Dataset records
%%

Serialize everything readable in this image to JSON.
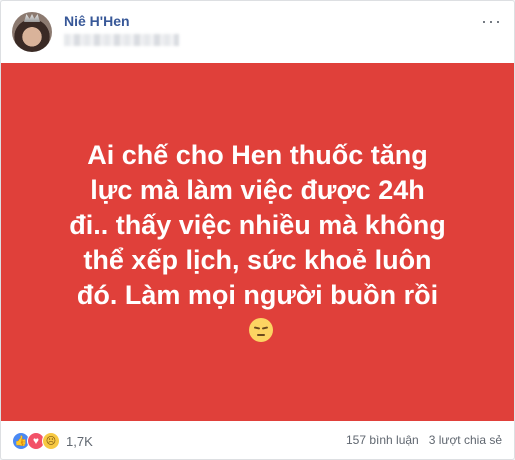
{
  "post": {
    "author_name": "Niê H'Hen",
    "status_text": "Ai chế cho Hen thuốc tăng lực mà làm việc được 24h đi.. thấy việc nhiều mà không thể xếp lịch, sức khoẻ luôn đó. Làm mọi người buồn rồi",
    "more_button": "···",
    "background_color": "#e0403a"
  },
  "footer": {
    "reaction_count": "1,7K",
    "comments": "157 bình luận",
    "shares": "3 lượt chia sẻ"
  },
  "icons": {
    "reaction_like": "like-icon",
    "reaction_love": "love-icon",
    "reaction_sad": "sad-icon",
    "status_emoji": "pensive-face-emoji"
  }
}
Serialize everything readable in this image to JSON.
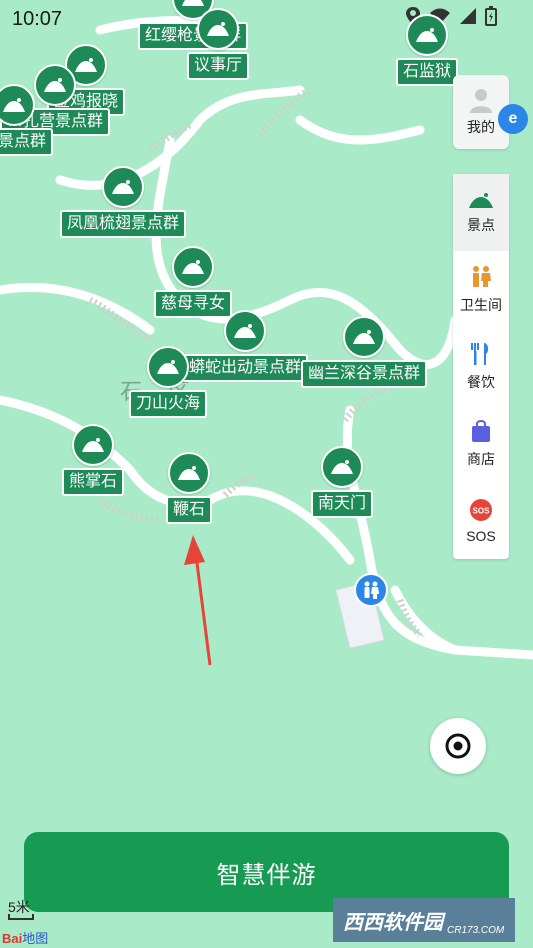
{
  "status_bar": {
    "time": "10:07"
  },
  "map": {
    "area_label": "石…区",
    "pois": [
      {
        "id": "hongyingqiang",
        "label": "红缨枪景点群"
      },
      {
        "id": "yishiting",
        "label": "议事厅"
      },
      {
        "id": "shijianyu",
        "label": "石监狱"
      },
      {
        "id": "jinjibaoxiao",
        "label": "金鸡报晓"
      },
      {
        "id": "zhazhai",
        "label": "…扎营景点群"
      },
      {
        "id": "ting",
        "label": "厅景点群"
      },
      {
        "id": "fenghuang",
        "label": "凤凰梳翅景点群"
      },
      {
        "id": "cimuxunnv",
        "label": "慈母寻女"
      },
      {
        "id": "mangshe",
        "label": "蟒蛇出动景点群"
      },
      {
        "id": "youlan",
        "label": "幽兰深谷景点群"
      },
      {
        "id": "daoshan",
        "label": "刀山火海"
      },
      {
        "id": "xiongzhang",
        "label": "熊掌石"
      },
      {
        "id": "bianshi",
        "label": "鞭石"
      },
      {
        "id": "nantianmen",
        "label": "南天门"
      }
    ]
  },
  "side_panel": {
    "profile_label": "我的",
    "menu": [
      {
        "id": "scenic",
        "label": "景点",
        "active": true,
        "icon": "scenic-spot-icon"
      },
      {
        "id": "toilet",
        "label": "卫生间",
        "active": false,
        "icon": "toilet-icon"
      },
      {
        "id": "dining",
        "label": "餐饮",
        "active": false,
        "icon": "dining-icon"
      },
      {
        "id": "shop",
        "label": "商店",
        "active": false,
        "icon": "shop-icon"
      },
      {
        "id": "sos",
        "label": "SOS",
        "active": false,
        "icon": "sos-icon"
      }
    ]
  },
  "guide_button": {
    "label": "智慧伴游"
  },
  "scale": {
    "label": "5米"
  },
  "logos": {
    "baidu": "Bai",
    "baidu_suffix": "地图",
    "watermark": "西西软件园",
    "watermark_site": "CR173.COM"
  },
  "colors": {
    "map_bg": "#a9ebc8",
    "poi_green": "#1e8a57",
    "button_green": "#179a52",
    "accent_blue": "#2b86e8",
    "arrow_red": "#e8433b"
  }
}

%%

● **Stated exercise**
Output every entry word for word, but omit the pictures.

● **Full output**
Serialize everything readable in this image to JSON.
{
  "post": {
    "author_name": "Niê H'Hen",
    "status_text": "Ai chế cho Hen thuốc tăng lực mà làm việc được 24h đi.. thấy việc nhiều mà không thể xếp lịch, sức khoẻ luôn đó. Làm mọi người buồn rồi",
    "more_button": "···",
    "background_color": "#e0403a"
  },
  "footer": {
    "reaction_count": "1,7K",
    "comments": "157 bình luận",
    "shares": "3 lượt chia sẻ"
  },
  "icons": {
    "reaction_like": "like-icon",
    "reaction_love": "love-icon",
    "reaction_sad": "sad-icon",
    "status_emoji": "pensive-face-emoji"
  }
}
Serialize everything readable in this image to JSON.
{
  "status_bar": {
    "time": "10:07"
  },
  "map": {
    "area_label": "石…区",
    "pois": [
      {
        "id": "hongyingqiang",
        "label": "红缨枪景点群"
      },
      {
        "id": "yishiting",
        "label": "议事厅"
      },
      {
        "id": "shijianyu",
        "label": "石监狱"
      },
      {
        "id": "jinjibaoxiao",
        "label": "金鸡报晓"
      },
      {
        "id": "zhazhai",
        "label": "…扎营景点群"
      },
      {
        "id": "ting",
        "label": "厅景点群"
      },
      {
        "id": "fenghuang",
        "label": "凤凰梳翅景点群"
      },
      {
        "id": "cimuxunnv",
        "label": "慈母寻女"
      },
      {
        "id": "mangshe",
        "label": "蟒蛇出动景点群"
      },
      {
        "id": "youlan",
        "label": "幽兰深谷景点群"
      },
      {
        "id": "daoshan",
        "label": "刀山火海"
      },
      {
        "id": "xiongzhang",
        "label": "熊掌石"
      },
      {
        "id": "bianshi",
        "label": "鞭石"
      },
      {
        "id": "nantianmen",
        "label": "南天门"
      }
    ]
  },
  "side_panel": {
    "profile_label": "我的",
    "menu": [
      {
        "id": "scenic",
        "label": "景点",
        "active": true,
        "icon": "scenic-spot-icon"
      },
      {
        "id": "toilet",
        "label": "卫生间",
        "active": false,
        "icon": "toilet-icon"
      },
      {
        "id": "dining",
        "label": "餐饮",
        "active": false,
        "icon": "dining-icon"
      },
      {
        "id": "shop",
        "label": "商店",
        "active": false,
        "icon": "shop-icon"
      },
      {
        "id": "sos",
        "label": "SOS",
        "active": false,
        "icon": "sos-icon"
      }
    ]
  },
  "guide_button": {
    "label": "智慧伴游"
  },
  "scale": {
    "label": "5米"
  },
  "logos": {
    "baidu": "Bai",
    "baidu_suffix": "地图",
    "watermark": "西西软件园",
    "watermark_site": "CR173.COM"
  },
  "colors": {
    "map_bg": "#a9ebc8",
    "poi_green": "#1e8a57",
    "button_green": "#179a52",
    "accent_blue": "#2b86e8",
    "arrow_red": "#e8433b"
  }
}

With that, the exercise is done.